# Aim of the exercise
List each line of the data in which the string "Total" appears.

# Supplied material

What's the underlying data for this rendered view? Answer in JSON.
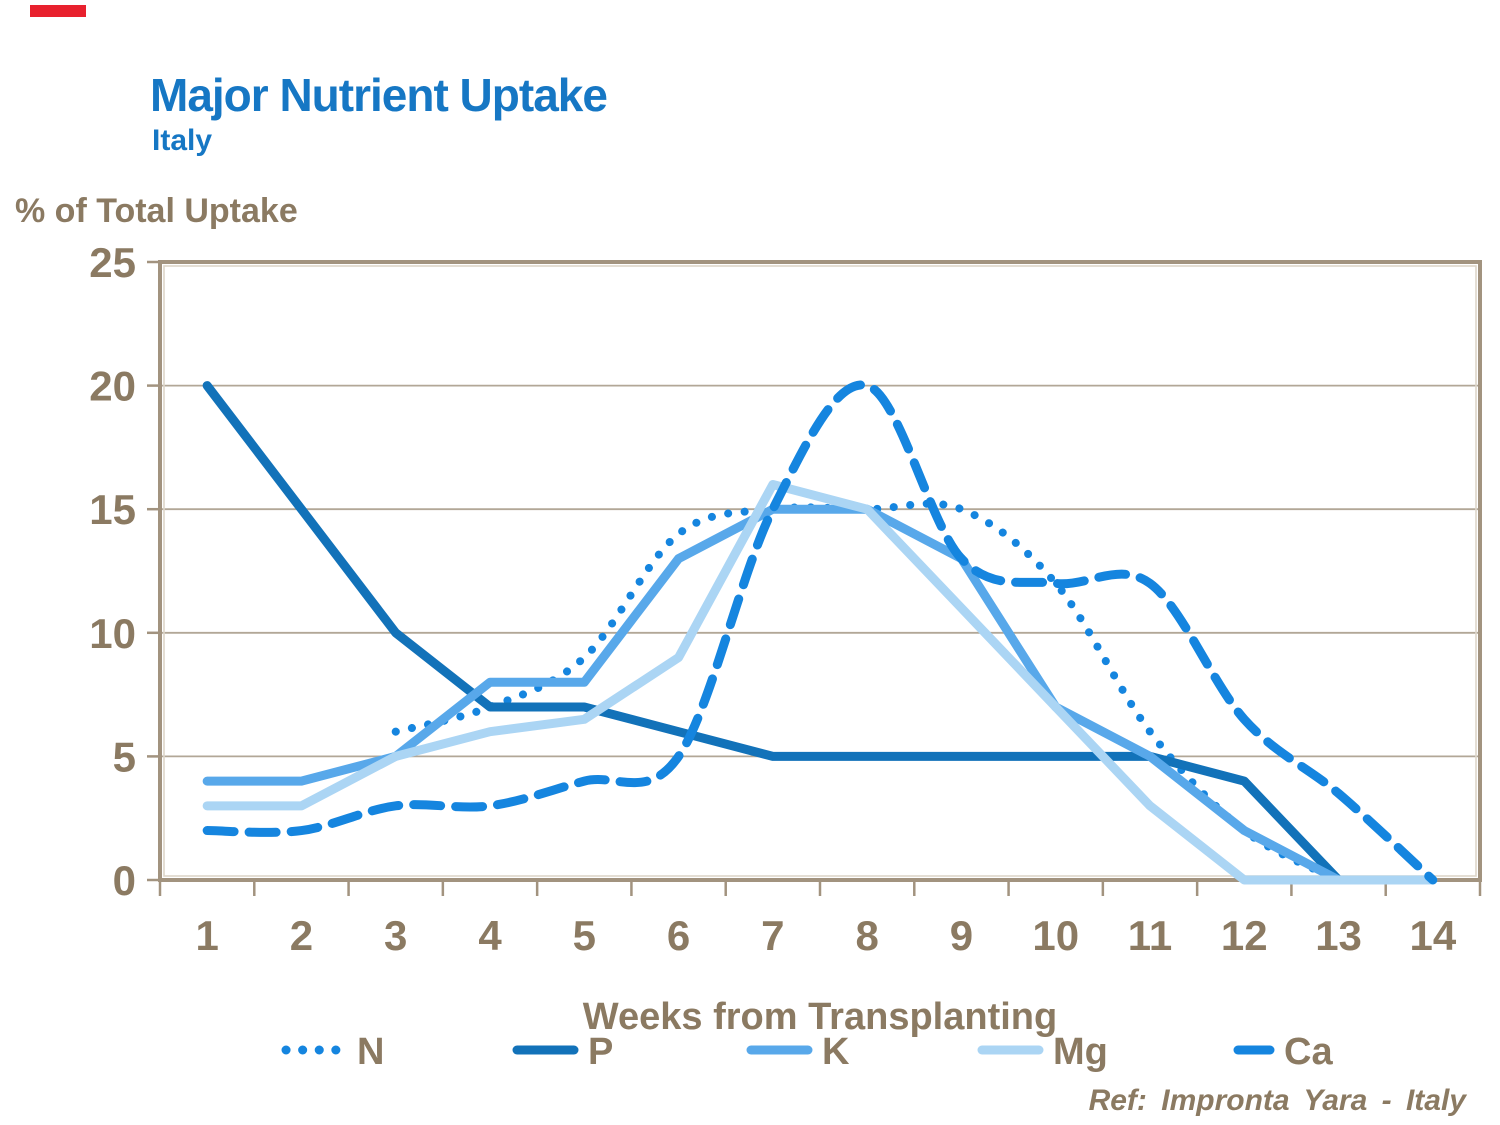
{
  "page": {
    "title": "Major Nutrient Uptake",
    "subtitle": "Italy",
    "y_axis_title": "% of Total Uptake",
    "x_axis_title": "Weeks from Transplanting",
    "footer_ref": "Ref: Impronta Yara - Italy"
  },
  "colors": {
    "title_blue": "#1677c4",
    "text_brown": "#8b7a62",
    "gridline": "#b2a797",
    "frame_outer": "#a2937f",
    "frame_inner": "#ddd6ca",
    "accent_red": "#e8212e"
  },
  "chart_data": {
    "type": "line",
    "title": "Major Nutrient Uptake",
    "subtitle": "Italy",
    "xlabel": "Weeks from Transplanting",
    "ylabel": "% of Total Uptake",
    "categories": [
      "1",
      "2",
      "3",
      "4",
      "5",
      "6",
      "7",
      "8",
      "9",
      "10",
      "11",
      "12",
      "13",
      "14"
    ],
    "ylim": [
      0,
      25
    ],
    "yticks": [
      0,
      5,
      10,
      15,
      20,
      25
    ],
    "grid": "horizontal",
    "legend_position": "bottom",
    "series": [
      {
        "name": "N",
        "style": "dotted",
        "smooth": true,
        "color": "#1585df",
        "values": [
          null,
          null,
          6,
          7,
          9,
          14,
          15,
          15,
          15,
          12,
          6,
          2,
          0,
          null
        ]
      },
      {
        "name": "P",
        "style": "solid",
        "smooth": false,
        "color": "#1272b9",
        "values": [
          20,
          15,
          10,
          7,
          7,
          6,
          5,
          5,
          5,
          5,
          5,
          4,
          0,
          null
        ]
      },
      {
        "name": "K",
        "style": "solid",
        "smooth": false,
        "color": "#58a8ea",
        "values": [
          4,
          4,
          5,
          8,
          8,
          13,
          15,
          15,
          13,
          7,
          5,
          2,
          0,
          null
        ]
      },
      {
        "name": "Mg",
        "style": "solid",
        "smooth": false,
        "color": "#abd5f4",
        "values": [
          3,
          3,
          5,
          6,
          6.5,
          9,
          16,
          15,
          11,
          7,
          3,
          0,
          0,
          0
        ]
      },
      {
        "name": "Ca",
        "style": "dashed",
        "smooth": true,
        "color": "#1585df",
        "values": [
          2,
          2,
          3,
          3,
          4,
          5,
          15,
          20,
          13,
          12,
          12,
          6.5,
          3.5,
          0
        ]
      }
    ]
  }
}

# Solution below
    "y_axis_title": "% of Total Uptake",
    "ylabel": "% of Total Uptake",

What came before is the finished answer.